Quote each record exactly, please, leaving none out.
++++++++
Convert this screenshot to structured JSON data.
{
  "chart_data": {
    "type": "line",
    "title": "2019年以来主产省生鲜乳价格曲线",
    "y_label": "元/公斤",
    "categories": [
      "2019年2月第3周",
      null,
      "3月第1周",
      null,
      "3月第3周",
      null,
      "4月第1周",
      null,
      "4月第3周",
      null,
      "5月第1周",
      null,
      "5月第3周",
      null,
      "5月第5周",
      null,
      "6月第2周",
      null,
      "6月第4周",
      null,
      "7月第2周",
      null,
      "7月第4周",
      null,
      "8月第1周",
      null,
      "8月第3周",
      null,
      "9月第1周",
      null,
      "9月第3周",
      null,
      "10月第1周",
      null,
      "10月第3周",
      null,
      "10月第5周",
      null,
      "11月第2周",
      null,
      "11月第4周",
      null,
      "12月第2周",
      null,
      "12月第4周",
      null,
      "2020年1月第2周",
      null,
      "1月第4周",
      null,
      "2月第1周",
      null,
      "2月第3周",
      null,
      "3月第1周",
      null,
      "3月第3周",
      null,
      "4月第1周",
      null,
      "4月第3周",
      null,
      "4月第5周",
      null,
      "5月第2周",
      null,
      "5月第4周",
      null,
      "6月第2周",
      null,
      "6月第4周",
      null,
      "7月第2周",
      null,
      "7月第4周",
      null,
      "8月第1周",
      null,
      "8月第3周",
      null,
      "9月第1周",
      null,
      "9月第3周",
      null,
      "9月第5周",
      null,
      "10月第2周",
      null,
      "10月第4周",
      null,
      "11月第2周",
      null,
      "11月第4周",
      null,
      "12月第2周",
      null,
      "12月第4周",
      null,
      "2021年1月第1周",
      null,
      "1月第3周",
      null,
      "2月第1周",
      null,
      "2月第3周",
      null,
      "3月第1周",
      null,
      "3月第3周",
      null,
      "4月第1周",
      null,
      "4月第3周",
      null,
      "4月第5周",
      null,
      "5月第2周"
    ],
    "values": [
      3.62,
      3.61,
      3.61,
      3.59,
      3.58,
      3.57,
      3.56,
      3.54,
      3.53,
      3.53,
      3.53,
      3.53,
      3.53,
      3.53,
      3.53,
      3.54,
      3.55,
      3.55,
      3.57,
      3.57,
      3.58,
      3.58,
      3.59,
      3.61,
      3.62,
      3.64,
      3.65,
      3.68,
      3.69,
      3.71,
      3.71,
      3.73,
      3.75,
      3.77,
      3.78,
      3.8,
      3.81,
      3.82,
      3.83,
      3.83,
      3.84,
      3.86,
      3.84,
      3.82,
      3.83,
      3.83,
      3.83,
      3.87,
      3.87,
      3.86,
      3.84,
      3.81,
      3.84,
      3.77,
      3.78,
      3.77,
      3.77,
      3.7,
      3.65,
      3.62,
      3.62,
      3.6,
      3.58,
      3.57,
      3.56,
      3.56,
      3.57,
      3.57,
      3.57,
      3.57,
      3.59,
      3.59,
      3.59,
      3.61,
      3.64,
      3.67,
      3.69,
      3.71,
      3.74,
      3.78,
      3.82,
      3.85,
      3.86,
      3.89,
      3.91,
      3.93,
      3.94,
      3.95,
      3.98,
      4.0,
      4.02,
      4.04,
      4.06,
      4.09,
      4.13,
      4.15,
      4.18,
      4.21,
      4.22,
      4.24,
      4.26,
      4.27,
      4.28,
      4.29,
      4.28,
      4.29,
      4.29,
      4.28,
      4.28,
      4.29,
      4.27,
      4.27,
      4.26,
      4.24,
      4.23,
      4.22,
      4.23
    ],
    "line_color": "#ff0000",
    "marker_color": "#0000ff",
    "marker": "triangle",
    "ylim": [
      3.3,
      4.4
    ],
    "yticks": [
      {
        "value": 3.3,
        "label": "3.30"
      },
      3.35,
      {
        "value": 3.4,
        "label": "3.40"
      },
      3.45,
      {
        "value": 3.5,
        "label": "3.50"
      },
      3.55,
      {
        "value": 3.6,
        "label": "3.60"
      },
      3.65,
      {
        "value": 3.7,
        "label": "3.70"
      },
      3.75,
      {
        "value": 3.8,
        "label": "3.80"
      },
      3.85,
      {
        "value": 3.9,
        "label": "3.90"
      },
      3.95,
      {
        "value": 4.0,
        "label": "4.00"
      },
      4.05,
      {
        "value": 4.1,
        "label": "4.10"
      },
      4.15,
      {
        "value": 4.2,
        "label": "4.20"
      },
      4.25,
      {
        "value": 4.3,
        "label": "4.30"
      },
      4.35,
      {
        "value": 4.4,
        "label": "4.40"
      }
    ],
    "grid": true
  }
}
++++++++
**Written response**
Convert this screenshot to structured JSON data.
{
  "chart_data": {
    "type": "line",
    "title": "2019年以来主产省生鲜乳价格曲线",
    "y_label": "元/公斤",
    "categories": [
      "2019年2月第3周",
      null,
      "3月第1周",
      null,
      "3月第3周",
      null,
      "4月第1周",
      null,
      "4月第3周",
      null,
      "5月第1周",
      null,
      "5月第3周",
      null,
      "5月第5周",
      null,
      "6月第2周",
      null,
      "6月第4周",
      null,
      "7月第2周",
      null,
      "7月第4周",
      null,
      "8月第1周",
      null,
      "8月第3周",
      null,
      "9月第1周",
      null,
      "9月第3周",
      null,
      "10月第1周",
      null,
      "10月第3周",
      null,
      "10月第5周",
      null,
      "11月第2周",
      null,
      "11月第4周",
      null,
      "12月第2周",
      null,
      "12月第4周",
      null,
      "2020年1月第2周",
      null,
      "1月第4周",
      null,
      "2月第1周",
      null,
      "2月第3周",
      null,
      "3月第1周",
      null,
      "3月第3周",
      null,
      "4月第1周",
      null,
      "4月第3周",
      null,
      "4月第5周",
      null,
      "5月第2周",
      null,
      "5月第4周",
      null,
      "6月第2周",
      null,
      "6月第4周",
      null,
      "7月第2周",
      null,
      "7月第4周",
      null,
      "8月第1周",
      null,
      "8月第3周",
      null,
      "9月第1周",
      null,
      "9月第3周",
      null,
      "9月第5周",
      null,
      "10月第2周",
      null,
      "10月第4周",
      null,
      "11月第2周",
      null,
      "11月第4周",
      null,
      "12月第2周",
      null,
      "12月第4周",
      null,
      "2021年1月第1周",
      null,
      "1月第3周",
      null,
      "2月第1周",
      null,
      "2月第3周",
      null,
      "3月第1周",
      null,
      "3月第3周",
      null,
      "4月第1周",
      null,
      "4月第3周",
      null,
      "4月第5周",
      null,
      "5月第2周"
    ],
    "values": [
      3.62,
      3.61,
      3.61,
      3.59,
      3.58,
      3.57,
      3.56,
      3.54,
      3.53,
      3.53,
      3.53,
      3.53,
      3.53,
      3.53,
      3.53,
      3.54,
      3.55,
      3.55,
      3.57,
      3.57,
      3.58,
      3.58,
      3.59,
      3.61,
      3.62,
      3.64,
      3.65,
      3.68,
      3.69,
      3.71,
      3.71,
      3.73,
      3.75,
      3.77,
      3.78,
      3.8,
      3.81,
      3.82,
      3.83,
      3.83,
      3.84,
      3.86,
      3.84,
      3.82,
      3.83,
      3.83,
      3.83,
      3.87,
      3.87,
      3.86,
      3.84,
      3.81,
      3.84,
      3.77,
      3.78,
      3.77,
      3.77,
      3.7,
      3.65,
      3.62,
      3.62,
      3.6,
      3.58,
      3.57,
      3.56,
      3.56,
      3.57,
      3.57,
      3.57,
      3.57,
      3.59,
      3.59,
      3.59,
      3.61,
      3.64,
      3.67,
      3.69,
      3.71,
      3.74,
      3.78,
      3.82,
      3.85,
      3.86,
      3.89,
      3.91,
      3.93,
      3.94,
      3.95,
      3.98,
      4.0,
      4.02,
      4.04,
      4.06,
      4.09,
      4.13,
      4.15,
      4.18,
      4.21,
      4.22,
      4.24,
      4.26,
      4.27,
      4.28,
      4.29,
      4.28,
      4.29,
      4.29,
      4.28,
      4.28,
      4.29,
      4.27,
      4.27,
      4.26,
      4.24,
      4.23,
      4.22,
      4.23
    ],
    "line_color": "#ff0000",
    "marker_color": "#0000ff",
    "marker": "triangle",
    "ylim": [
      3.3,
      4.4
    ],
    "yticks": [
      {
        "value": 3.3,
        "label": "3.30"
      },
      3.35,
      {
        "value": 3.4,
        "label": "3.40"
      },
      3.45,
      {
        "value": 3.5,
        "label": "3.50"
      },
      3.55,
      {
        "value": 3.6,
        "label": "3.60"
      },
      3.65,
      {
        "value": 3.7,
        "label": "3.70"
      },
      3.75,
      {
        "value": 3.8,
        "label": "3.80"
      },
      3.85,
      {
        "value": 3.9,
        "label": "3.90"
      },
      3.95,
      {
        "value": 4.0,
        "label": "4.00"
      },
      4.05,
      {
        "value": 4.1,
        "label": "4.10"
      },
      4.15,
      {
        "value": 4.2,
        "label": "4.20"
      },
      4.25,
      {
        "value": 4.3,
        "label": "4.30"
      },
      4.35,
      {
        "value": 4.4,
        "label": "4.40"
      }
    ],
    "grid": true
  }
}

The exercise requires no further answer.